◆ Records to use
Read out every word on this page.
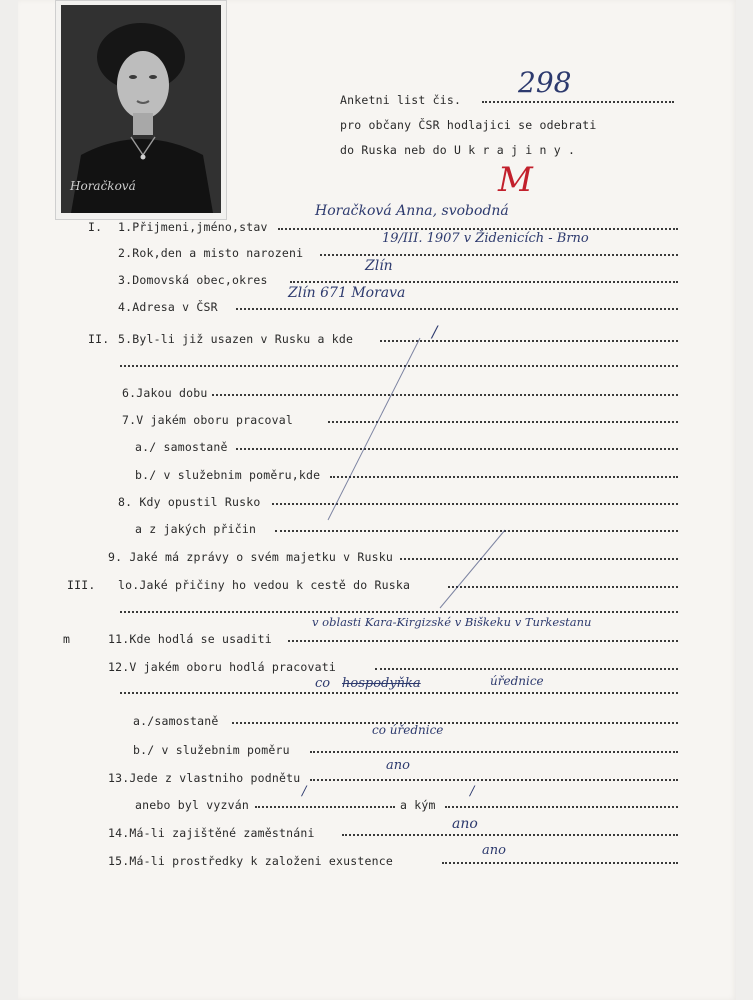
Horačková
Anketni list čis.
298
pro občany ČSR hodlajici se odebrati
do Ruska neb do U k r a j i n y .
M
I.
II.
III.
m
1.Přijmeni,jméno,stav
Horačková Anna, svobodná
2.Rok,den a misto narozeni
19/III. 1907 v Židenicích - Brno
3.Domovská obec,okres
Zlín
4.Adresa v ČSR
Zlín 671 Morava
5.Byl-li již usazen v Rusku a kde	/
6.Jakou dobu
7.V jakém oboru pracoval
a./ samostaně
b./ v služebnim poměru,kde
8. Kdy opustil Rusko
a z jakých přičin
9. Jaké má zprávy o svém majetku v Rusku
lo.Jaké přičiny ho vedou k cestě do Ruska
11.Kde hodlá se usaditi
v oblasti Kara-Kirgizské v Biškeku v Turkestanu
12.V jakém oboru hodlá pracovati
co hospodyňka	úřednice
a./samostaně
b./ v služebnim poměru
co úřednice
13.Jede z vlastniho podnětu
ano
anebo byl vyzván
/
a kým
/
14.Má-li zajištěné zaměstnáni
ano
15.Má-li prostředky k založeni exustence
ano
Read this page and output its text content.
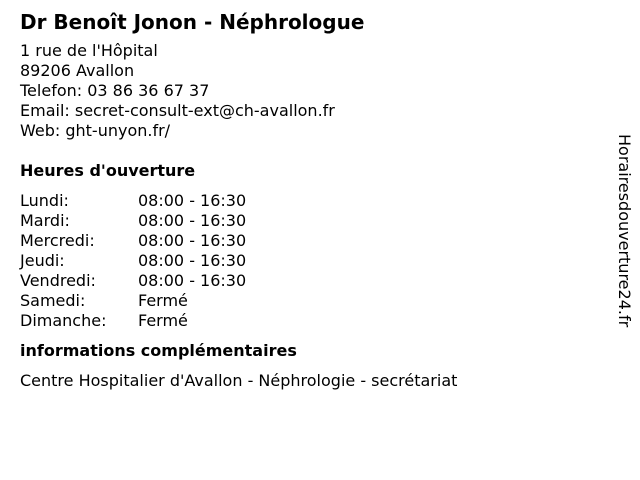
Dr Benoît Jonon - Néphrologue
1 rue de l'Hôpital
89206 Avallon
Telefon: 03 86 36 67 37
Email: secret-consult-ext@ch-avallon.fr
Web: ght-unyon.fr/
Heures d'ouverture
Lundi:	08:00 - 16:30
Mardi:	08:00 - 16:30
Mercredi:	08:00 - 16:30
Jeudi:	08:00 - 16:30
Vendredi:	08:00 - 16:30
Samedi:	Fermé
Dimanche:	Fermé
informations complémentaires
Centre Hospitalier d'Avallon - Néphrologie - secrétariat
Horairesdouverture24.fr
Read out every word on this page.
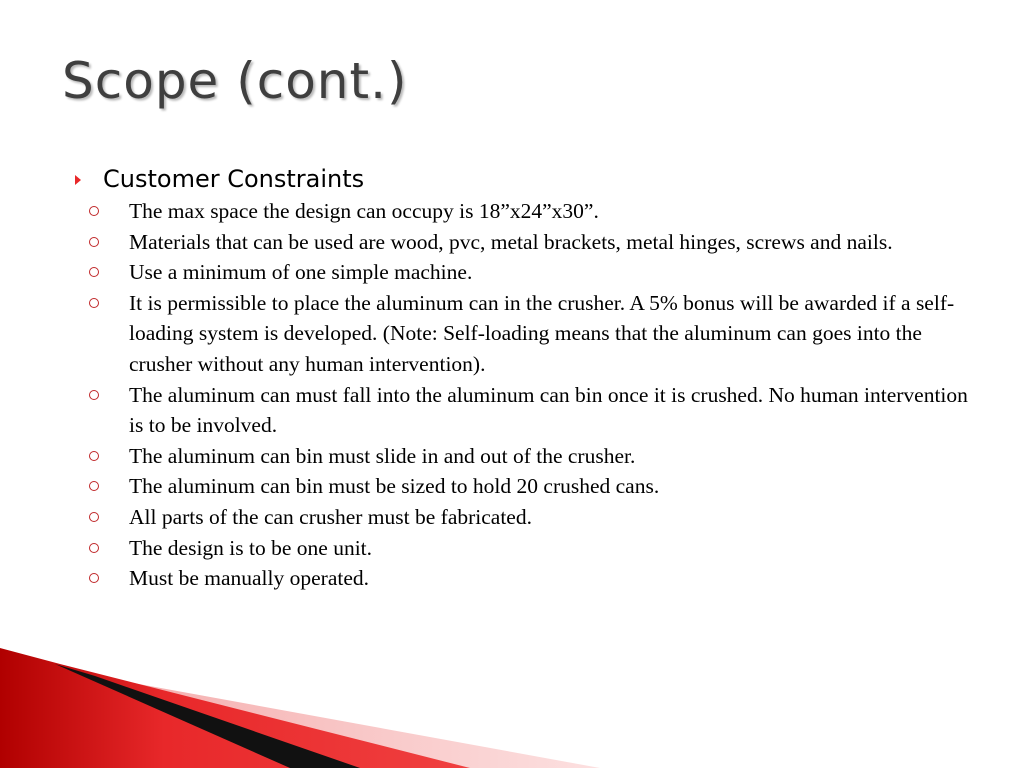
Scope (cont.)
Customer Constraints
The max space the design can occupy is 18”x24”x30”.
Materials that can be used are wood, pvc, metal brackets, metal hinges, screws and nails.
Use a minimum of one simple machine.
It is permissible to place the aluminum can in the crusher. A 5% bonus will be awarded if a self- loading system is developed. (Note: Self-loading means that the aluminum can goes into the crusher without any human intervention).
The aluminum can must fall into the aluminum can bin once it is crushed. No human intervention is to be involved.
The aluminum can bin must slide in and out of the crusher.
The aluminum can bin must be sized to hold 20 crushed cans.
All parts of the can crusher must be fabricated.
The design is to be one unit.
Must be manually operated.
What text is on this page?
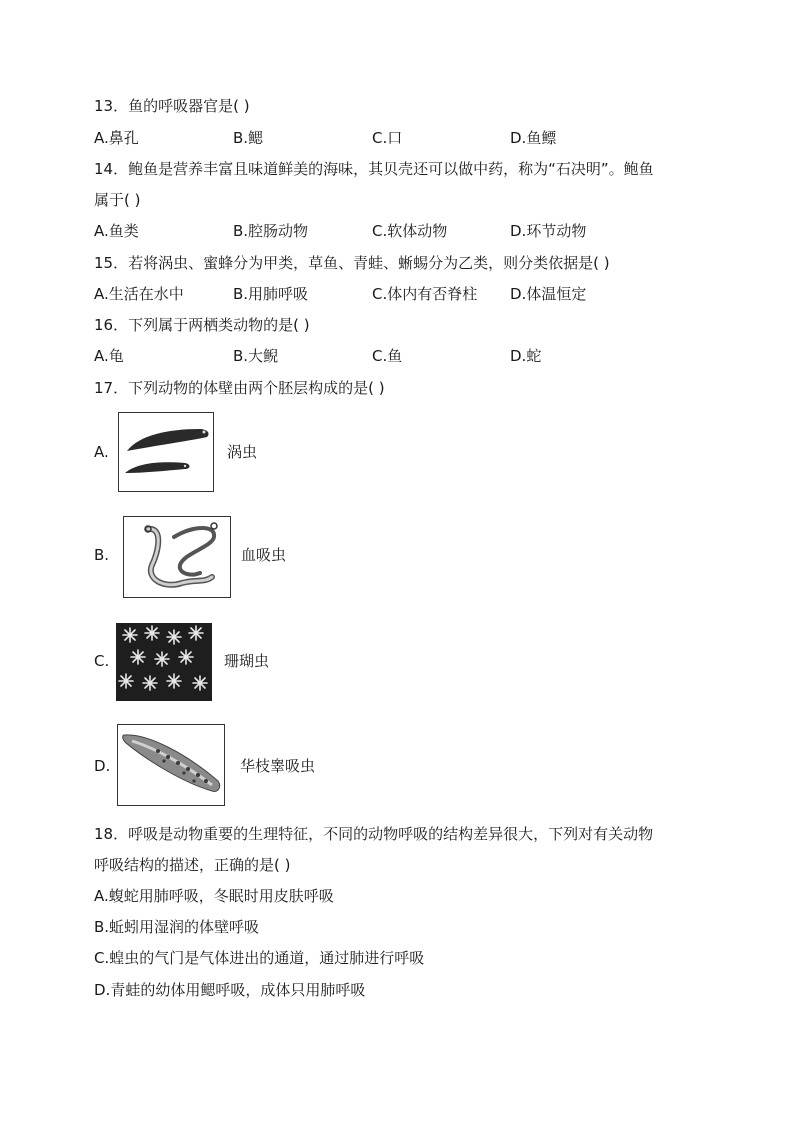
13．鱼的呼吸器官是( )
A.鼻孔	B.鳃	C.口	D.鱼鳔
14．鲍鱼是营养丰富且味道鲜美的海味，其贝壳还可以做中药，称为“石决明”。鲍鱼
属于( )
A.鱼类	B.腔肠动物	C.软体动物	D.环节动物
15．若将涡虫、蜜蜂分为甲类，草鱼、青蛙、蜥蜴分为乙类，则分类依据是( )
A.生活在水中	B.用肺呼吸	C.体内有否脊柱 D.体温恒定
16．下列属于两栖类动物的是( )
A.龟	B.大鲵	C.鱼	D.蛇
17．下列动物的体壁由两个胚层构成的是( )
A.	涡虫
B.	血吸虫
C.	珊瑚虫
D.	华枝睾吸虫
18．呼吸是动物重要的生理特征，不同的动物呼吸的结构差异很大，下列对有关动物
呼吸结构的描述，正确的是( )
A.蝮蛇用肺呼吸，冬眠时用皮肤呼吸
B.蚯蚓用湿润的体壁呼吸
C.蝗虫的气门是气体进出的通道，通过肺进行呼吸
D.青蛙的幼体用鳃呼吸，成体只用肺呼吸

◆ Exercise objective
Copy every entry exactly as written. Pictures are excluded.

◆ Written answer
Read out every word on this page.
Horačková
Anketni list čis.
298
pro občany ČSR hodlajici se odebrati
do Ruska neb do U k r a j i n y .
M
I.
II.
III.
m
1.Přijmeni,jméno,stav
Horačková Anna, svobodná
2.Rok,den a misto narozeni
19/III. 1907 v Židenicích - Brno
3.Domovská obec,okres
Zlín
4.Adresa v ČSR
Zlín 671 Morava
5.Byl-li již usazen v Rusku a kde	/
6.Jakou dobu
7.V jakém oboru pracoval
a./ samostaně
b./ v služebnim poměru,kde
8. Kdy opustil Rusko
a z jakých přičin
9. Jaké má zprávy o svém majetku v Rusku
lo.Jaké přičiny ho vedou k cestě do Ruska
11.Kde hodlá se usaditi
v oblasti Kara-Kirgizské v Biškeku v Turkestanu
12.V jakém oboru hodlá pracovati
co hospodyňka	úřednice
a./samostaně
b./ v služebnim poměru
co úřednice
13.Jede z vlastniho podnětu
ano
anebo byl vyzván
/
a kým
/
14.Má-li zajištěné zaměstnáni
ano
15.Má-li prostředky k založeni exustence
ano
Read this page and output its text content.
Dr Benoît Jonon - Néphrologue
1 rue de l'Hôpital
89206 Avallon
Telefon: 03 86 36 67 37
Email: secret-consult-ext@ch-avallon.fr
Web: ght-unyon.fr/
Heures d'ouverture
Lundi:	08:00 - 16:30
Mardi:	08:00 - 16:30
Mercredi:	08:00 - 16:30
Jeudi:	08:00 - 16:30
Vendredi:	08:00 - 16:30
Samedi:	Fermé
Dimanche:	Fermé
informations complémentaires
Centre Hospitalier d'Avallon - Néphrologie - secrétariat
Horairesdouverture24.fr
Read out every word on this page.
Scope (cont.)
Customer Constraints
The max space the design can occupy is 18”x24”x30”.
Materials that can be used are wood, pvc, metal brackets, metal hinges, screws and nails.
Use a minimum of one simple machine.
It is permissible to place the aluminum can in the crusher. A 5% bonus will be awarded if a self- loading system is developed. (Note: Self-loading means that the aluminum can goes into the crusher without any human intervention).
The aluminum can must fall into the aluminum can bin once it is crushed. No human intervention is to be involved.
The aluminum can bin must slide in and out of the crusher.
The aluminum can bin must be sized to hold 20 crushed cans.
All parts of the can crusher must be fabricated.
The design is to be one unit.
Must be manually operated.
What text is on this page?
13．鱼的呼吸器官是( )
A.鼻孔	B.鳃	C.口	D.鱼鳔
14．鲍鱼是营养丰富且味道鲜美的海味，其贝壳还可以做中药，称为“石决明”。鲍鱼
属于( )
A.鱼类	B.腔肠动物	C.软体动物	D.环节动物
15．若将涡虫、蜜蜂分为甲类，草鱼、青蛙、蜥蜴分为乙类，则分类依据是( )
A.生活在水中	B.用肺呼吸	C.体内有否脊柱 D.体温恒定
16．下列属于两栖类动物的是( )
A.龟	B.大鲵	C.鱼	D.蛇
17．下列动物的体壁由两个胚层构成的是( )
A.	涡虫
B.	血吸虫
C.	珊瑚虫
D.	华枝睾吸虫
18．呼吸是动物重要的生理特征，不同的动物呼吸的结构差异很大，下列对有关动物
呼吸结构的描述，正确的是( )
A.蝮蛇用肺呼吸，冬眠时用皮肤呼吸
B.蚯蚓用湿润的体壁呼吸
C.蝗虫的气门是气体进出的通道，通过肺进行呼吸
D.青蛙的幼体用鳃呼吸，成体只用肺呼吸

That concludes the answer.